OBJECTIVE | Type out the material below exactly.

SUPPLIED ENTRIES |
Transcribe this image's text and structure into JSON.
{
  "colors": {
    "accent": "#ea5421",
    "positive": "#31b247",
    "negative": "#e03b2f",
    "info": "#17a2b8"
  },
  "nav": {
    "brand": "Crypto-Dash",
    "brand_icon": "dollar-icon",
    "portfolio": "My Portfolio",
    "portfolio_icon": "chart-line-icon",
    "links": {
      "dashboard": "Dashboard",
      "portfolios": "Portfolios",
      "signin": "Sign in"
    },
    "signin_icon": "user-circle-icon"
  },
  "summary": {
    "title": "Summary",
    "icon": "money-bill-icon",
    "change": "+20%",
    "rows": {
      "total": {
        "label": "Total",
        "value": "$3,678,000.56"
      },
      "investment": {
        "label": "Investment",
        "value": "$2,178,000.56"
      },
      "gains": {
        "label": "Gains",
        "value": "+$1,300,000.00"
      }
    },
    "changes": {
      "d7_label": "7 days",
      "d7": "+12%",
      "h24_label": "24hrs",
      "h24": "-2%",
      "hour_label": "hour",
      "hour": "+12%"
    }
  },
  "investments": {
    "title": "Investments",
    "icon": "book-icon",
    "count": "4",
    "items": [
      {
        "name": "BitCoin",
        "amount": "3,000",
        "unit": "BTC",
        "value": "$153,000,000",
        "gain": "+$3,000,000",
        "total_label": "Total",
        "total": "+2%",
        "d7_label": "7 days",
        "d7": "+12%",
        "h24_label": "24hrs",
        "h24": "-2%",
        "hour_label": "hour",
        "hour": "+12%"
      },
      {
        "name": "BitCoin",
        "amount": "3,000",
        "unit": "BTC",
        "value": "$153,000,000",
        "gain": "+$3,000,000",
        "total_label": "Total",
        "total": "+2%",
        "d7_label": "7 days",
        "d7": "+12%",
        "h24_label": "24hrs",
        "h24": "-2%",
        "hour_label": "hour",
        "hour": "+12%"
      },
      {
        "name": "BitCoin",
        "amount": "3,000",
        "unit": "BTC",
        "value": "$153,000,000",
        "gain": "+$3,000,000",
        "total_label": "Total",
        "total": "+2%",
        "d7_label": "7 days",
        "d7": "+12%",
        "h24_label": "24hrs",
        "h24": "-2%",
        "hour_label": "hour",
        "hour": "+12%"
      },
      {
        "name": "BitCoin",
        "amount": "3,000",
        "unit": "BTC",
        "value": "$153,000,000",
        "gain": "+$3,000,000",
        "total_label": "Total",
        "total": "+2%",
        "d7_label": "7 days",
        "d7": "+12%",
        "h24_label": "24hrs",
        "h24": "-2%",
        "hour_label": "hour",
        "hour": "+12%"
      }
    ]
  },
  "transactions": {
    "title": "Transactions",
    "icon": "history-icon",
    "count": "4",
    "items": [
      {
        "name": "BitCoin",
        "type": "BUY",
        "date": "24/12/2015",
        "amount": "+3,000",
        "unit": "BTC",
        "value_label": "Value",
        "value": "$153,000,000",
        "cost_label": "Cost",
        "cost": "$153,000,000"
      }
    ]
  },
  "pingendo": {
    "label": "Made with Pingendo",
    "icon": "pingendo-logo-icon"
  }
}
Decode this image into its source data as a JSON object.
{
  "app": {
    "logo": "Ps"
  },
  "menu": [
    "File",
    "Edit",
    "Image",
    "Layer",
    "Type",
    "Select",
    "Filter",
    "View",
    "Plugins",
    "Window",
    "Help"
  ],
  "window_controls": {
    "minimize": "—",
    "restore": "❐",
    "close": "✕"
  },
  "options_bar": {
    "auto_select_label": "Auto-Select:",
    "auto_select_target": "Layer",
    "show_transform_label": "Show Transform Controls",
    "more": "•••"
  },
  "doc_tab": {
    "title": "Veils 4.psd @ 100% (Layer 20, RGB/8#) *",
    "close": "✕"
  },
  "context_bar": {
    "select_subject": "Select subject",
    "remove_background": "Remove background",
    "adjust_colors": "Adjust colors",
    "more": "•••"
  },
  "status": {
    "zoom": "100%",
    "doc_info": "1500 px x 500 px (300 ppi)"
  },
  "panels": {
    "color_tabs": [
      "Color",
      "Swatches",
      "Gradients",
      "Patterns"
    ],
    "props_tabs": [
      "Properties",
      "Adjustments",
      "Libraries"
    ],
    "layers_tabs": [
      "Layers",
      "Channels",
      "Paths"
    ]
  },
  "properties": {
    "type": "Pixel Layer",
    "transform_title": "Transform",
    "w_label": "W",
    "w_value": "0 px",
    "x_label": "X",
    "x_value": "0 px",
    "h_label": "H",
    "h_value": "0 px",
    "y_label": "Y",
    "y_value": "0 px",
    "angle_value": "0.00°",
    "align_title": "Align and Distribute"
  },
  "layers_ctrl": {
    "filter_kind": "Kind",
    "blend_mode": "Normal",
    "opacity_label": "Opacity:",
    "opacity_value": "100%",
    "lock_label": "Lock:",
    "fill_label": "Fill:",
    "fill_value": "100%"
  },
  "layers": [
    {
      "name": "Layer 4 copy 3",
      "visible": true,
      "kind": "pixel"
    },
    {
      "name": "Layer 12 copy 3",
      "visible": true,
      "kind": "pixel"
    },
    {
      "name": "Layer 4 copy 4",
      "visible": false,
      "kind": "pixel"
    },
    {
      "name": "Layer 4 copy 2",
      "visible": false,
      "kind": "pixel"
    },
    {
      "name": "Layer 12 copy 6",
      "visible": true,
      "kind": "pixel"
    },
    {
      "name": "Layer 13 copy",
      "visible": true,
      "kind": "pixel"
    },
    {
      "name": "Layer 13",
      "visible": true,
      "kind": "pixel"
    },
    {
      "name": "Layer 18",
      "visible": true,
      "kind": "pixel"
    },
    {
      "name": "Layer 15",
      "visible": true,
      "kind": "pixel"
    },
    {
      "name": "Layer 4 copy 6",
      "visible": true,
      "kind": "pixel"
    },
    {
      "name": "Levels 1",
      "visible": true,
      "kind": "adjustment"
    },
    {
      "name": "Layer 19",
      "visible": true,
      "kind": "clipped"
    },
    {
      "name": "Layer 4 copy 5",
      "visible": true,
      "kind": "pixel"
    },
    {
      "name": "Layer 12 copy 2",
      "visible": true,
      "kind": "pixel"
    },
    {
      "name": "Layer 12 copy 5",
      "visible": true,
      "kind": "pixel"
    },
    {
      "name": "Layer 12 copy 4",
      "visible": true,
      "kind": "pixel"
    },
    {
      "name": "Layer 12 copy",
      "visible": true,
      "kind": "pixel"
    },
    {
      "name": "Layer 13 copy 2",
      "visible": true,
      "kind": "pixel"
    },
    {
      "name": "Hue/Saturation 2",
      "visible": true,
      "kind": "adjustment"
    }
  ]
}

CORRECT RESPONSE |
Transcribe this image's text and structure into JSON.
{
  "colors": {
    "accent": "#ea5421",
    "positive": "#31b247",
    "negative": "#e03b2f",
    "info": "#17a2b8"
  },
  "nav": {
    "brand": "Crypto-Dash",
    "brand_icon": "dollar-icon",
    "portfolio": "My Portfolio",
    "portfolio_icon": "chart-line-icon",
    "links": {
      "dashboard": "Dashboard",
      "portfolios": "Portfolios",
      "signin": "Sign in"
    },
    "signin_icon": "user-circle-icon"
  },
  "summary": {
    "title": "Summary",
    "icon": "money-bill-icon",
    "change": "+20%",
    "rows": {
      "total": {
        "label": "Total",
        "value": "$3,678,000.56"
      },
      "investment": {
        "label": "Investment",
        "value": "$2,178,000.56"
      },
      "gains": {
        "label": "Gains",
        "value": "+$1,300,000.00"
      }
    },
    "changes": {
      "d7_label": "7 days",
      "d7": "+12%",
      "h24_label": "24hrs",
      "h24": "-2%",
      "hour_label": "hour",
      "hour": "+12%"
    }
  },
  "investments": {
    "title": "Investments",
    "icon": "book-icon",
    "count": "4",
    "items": [
      {
        "name": "BitCoin",
        "amount": "3,000",
        "unit": "BTC",
        "value": "$153,000,000",
        "gain": "+$3,000,000",
        "total_label": "Total",
        "total": "+2%",
        "d7_label": "7 days",
        "d7": "+12%",
        "h24_label": "24hrs",
        "h24": "-2%",
        "hour_label": "hour",
        "hour": "+12%"
      },
      {
        "name": "BitCoin",
        "amount": "3,000",
        "unit": "BTC",
        "value": "$153,000,000",
        "gain": "+$3,000,000",
        "total_label": "Total",
        "total": "+2%",
        "d7_label": "7 days",
        "d7": "+12%",
        "h24_label": "24hrs",
        "h24": "-2%",
        "hour_label": "hour",
        "hour": "+12%"
      },
      {
        "name": "BitCoin",
        "amount": "3,000",
        "unit": "BTC",
        "value": "$153,000,000",
        "gain": "+$3,000,000",
        "total_label": "Total",
        "total": "+2%",
        "d7_label": "7 days",
        "d7": "+12%",
        "h24_label": "24hrs",
        "h24": "-2%",
        "hour_label": "hour",
        "hour": "+12%"
      },
      {
        "name": "BitCoin",
        "amount": "3,000",
        "unit": "BTC",
        "value": "$153,000,000",
        "gain": "+$3,000,000",
        "total_label": "Total",
        "total": "+2%",
        "d7_label": "7 days",
        "d7": "+12%",
        "h24_label": "24hrs",
        "h24": "-2%",
        "hour_label": "hour",
        "hour": "+12%"
      }
    ]
  },
  "transactions": {
    "title": "Transactions",
    "icon": "history-icon",
    "count": "4",
    "items": [
      {
        "name": "BitCoin",
        "type": "BUY",
        "date": "24/12/2015",
        "amount": "+3,000",
        "unit": "BTC",
        "value_label": "Value",
        "value": "$153,000,000",
        "cost_label": "Cost",
        "cost": "$153,000,000"
      }
    ]
  },
  "pingendo": {
    "label": "Made with Pingendo",
    "icon": "pingendo-logo-icon"
  }
}
Decode this image into its source data as a JSON object.
{
  "app": {
    "logo": "Ps"
  },
  "menu": [
    "File",
    "Edit",
    "Image",
    "Layer",
    "Type",
    "Select",
    "Filter",
    "View",
    "Plugins",
    "Window",
    "Help"
  ],
  "window_controls": {
    "minimize": "—",
    "restore": "❐",
    "close": "✕"
  },
  "options_bar": {
    "auto_select_label": "Auto-Select:",
    "auto_select_target": "Layer",
    "show_transform_label": "Show Transform Controls",
    "more": "•••"
  },
  "doc_tab": {
    "title": "Veils 4.psd @ 100% (Layer 20, RGB/8#) *",
    "close": "✕"
  },
  "context_bar": {
    "select_subject": "Select subject",
    "remove_background": "Remove background",
    "adjust_colors": "Adjust colors",
    "more": "•••"
  },
  "status": {
    "zoom": "100%",
    "doc_info": "1500 px x 500 px (300 ppi)"
  },
  "panels": {
    "color_tabs": [
      "Color",
      "Swatches",
      "Gradients",
      "Patterns"
    ],
    "props_tabs": [
      "Properties",
      "Adjustments",
      "Libraries"
    ],
    "layers_tabs": [
      "Layers",
      "Channels",
      "Paths"
    ]
  },
  "properties": {
    "type": "Pixel Layer",
    "transform_title": "Transform",
    "w_label": "W",
    "w_value": "0 px",
    "x_label": "X",
    "x_value": "0 px",
    "h_label": "H",
    "h_value": "0 px",
    "y_label": "Y",
    "y_value": "0 px",
    "angle_value": "0.00°",
    "align_title": "Align and Distribute"
  },
  "layers_ctrl": {
    "filter_kind": "Kind",
    "blend_mode": "Normal",
    "opacity_label": "Opacity:",
    "opacity_value": "100%",
    "lock_label": "Lock:",
    "fill_label": "Fill:",
    "fill_value": "100%"
  },
  "layers": [
    {
      "name": "Layer 4 copy 3",
      "visible": true,
      "kind": "pixel"
    },
    {
      "name": "Layer 12 copy 3",
      "visible": true,
      "kind": "pixel"
    },
    {
      "name": "Layer 4 copy 4",
      "visible": false,
      "kind": "pixel"
    },
    {
      "name": "Layer 4 copy 2",
      "visible": false,
      "kind": "pixel"
    },
    {
      "name": "Layer 12 copy 6",
      "visible": true,
      "kind": "pixel"
    },
    {
      "name": "Layer 13 copy",
      "visible": true,
      "kind": "pixel"
    },
    {
      "name": "Layer 13",
      "visible": true,
      "kind": "pixel"
    },
    {
      "name": "Layer 18",
      "visible": true,
      "kind": "pixel"
    },
    {
      "name": "Layer 15",
      "visible": true,
      "kind": "pixel"
    },
    {
      "name": "Layer 4 copy 6",
      "visible": true,
      "kind": "pixel"
    },
    {
      "name": "Levels 1",
      "visible": true,
      "kind": "adjustment"
    },
    {
      "name": "Layer 19",
      "visible": true,
      "kind": "clipped"
    },
    {
      "name": "Layer 4 copy 5",
      "visible": true,
      "kind": "pixel"
    },
    {
      "name": "Layer 12 copy 2",
      "visible": true,
      "kind": "pixel"
    },
    {
      "name": "Layer 12 copy 5",
      "visible": true,
      "kind": "pixel"
    },
    {
      "name": "Layer 12 copy 4",
      "visible": true,
      "kind": "pixel"
    },
    {
      "name": "Layer 12 copy",
      "visible": true,
      "kind": "pixel"
    },
    {
      "name": "Layer 13 copy 2",
      "visible": true,
      "kind": "pixel"
    },
    {
      "name": "Hue/Saturation 2",
      "visible": true,
      "kind": "adjustment"
    }
  ]
}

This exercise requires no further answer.